[DATASET CONTENT start]

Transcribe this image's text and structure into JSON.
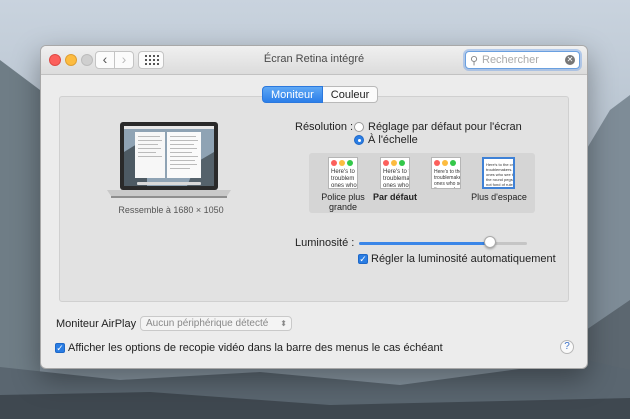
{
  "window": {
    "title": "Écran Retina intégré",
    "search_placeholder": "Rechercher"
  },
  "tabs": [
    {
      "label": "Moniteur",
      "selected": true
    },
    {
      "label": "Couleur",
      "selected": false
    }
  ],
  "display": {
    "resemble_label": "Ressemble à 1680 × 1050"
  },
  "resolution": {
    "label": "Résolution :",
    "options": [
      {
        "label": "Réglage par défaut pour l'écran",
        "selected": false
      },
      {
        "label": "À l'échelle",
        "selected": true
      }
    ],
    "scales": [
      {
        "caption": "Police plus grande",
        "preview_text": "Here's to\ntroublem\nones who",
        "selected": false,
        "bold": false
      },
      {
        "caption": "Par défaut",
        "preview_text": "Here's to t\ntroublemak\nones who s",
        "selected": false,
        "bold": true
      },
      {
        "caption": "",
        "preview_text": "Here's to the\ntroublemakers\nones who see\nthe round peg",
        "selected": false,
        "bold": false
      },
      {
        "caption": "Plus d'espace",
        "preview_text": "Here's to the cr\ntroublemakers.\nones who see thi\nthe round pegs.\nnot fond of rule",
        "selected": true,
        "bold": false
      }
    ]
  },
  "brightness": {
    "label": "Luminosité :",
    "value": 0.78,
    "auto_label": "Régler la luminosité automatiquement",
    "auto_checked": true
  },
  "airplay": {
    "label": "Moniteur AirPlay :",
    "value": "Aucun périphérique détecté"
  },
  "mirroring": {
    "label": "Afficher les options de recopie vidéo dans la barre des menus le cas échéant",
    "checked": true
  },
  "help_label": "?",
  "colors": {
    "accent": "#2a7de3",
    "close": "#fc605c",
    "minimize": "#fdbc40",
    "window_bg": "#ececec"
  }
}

[DATASET CONTENT end]

**WHAT YOU NEED TO DO:** Repeat the material above in full and exactly, omitting the pictures.

**OUTPUT OF THE EXERCISE:**
Transcribe this image's text and structure into JSON.
{
  "window": {
    "title": "Écran Retina intégré",
    "search_placeholder": "Rechercher"
  },
  "tabs": [
    {
      "label": "Moniteur",
      "selected": true
    },
    {
      "label": "Couleur",
      "selected": false
    }
  ],
  "display": {
    "resemble_label": "Ressemble à 1680 × 1050"
  },
  "resolution": {
    "label": "Résolution :",
    "options": [
      {
        "label": "Réglage par défaut pour l'écran",
        "selected": false
      },
      {
        "label": "À l'échelle",
        "selected": true
      }
    ],
    "scales": [
      {
        "caption": "Police plus grande",
        "preview_text": "Here's to\ntroublem\nones who",
        "selected": false,
        "bold": false
      },
      {
        "caption": "Par défaut",
        "preview_text": "Here's to t\ntroublemak\nones who s",
        "selected": false,
        "bold": true
      },
      {
        "caption": "",
        "preview_text": "Here's to the\ntroublemakers\nones who see\nthe round peg",
        "selected": false,
        "bold": false
      },
      {
        "caption": "Plus d'espace",
        "preview_text": "Here's to the cr\ntroublemakers.\nones who see thi\nthe round pegs.\nnot fond of rule",
        "selected": true,
        "bold": false
      }
    ]
  },
  "brightness": {
    "label": "Luminosité :",
    "value": 0.78,
    "auto_label": "Régler la luminosité automatiquement",
    "auto_checked": true
  },
  "airplay": {
    "label": "Moniteur AirPlay :",
    "value": "Aucun périphérique détecté"
  },
  "mirroring": {
    "label": "Afficher les options de recopie vidéo dans la barre des menus le cas échéant",
    "checked": true
  },
  "help_label": "?",
  "colors": {
    "accent": "#2a7de3",
    "close": "#fc605c",
    "minimize": "#fdbc40",
    "window_bg": "#ececec"
  }
}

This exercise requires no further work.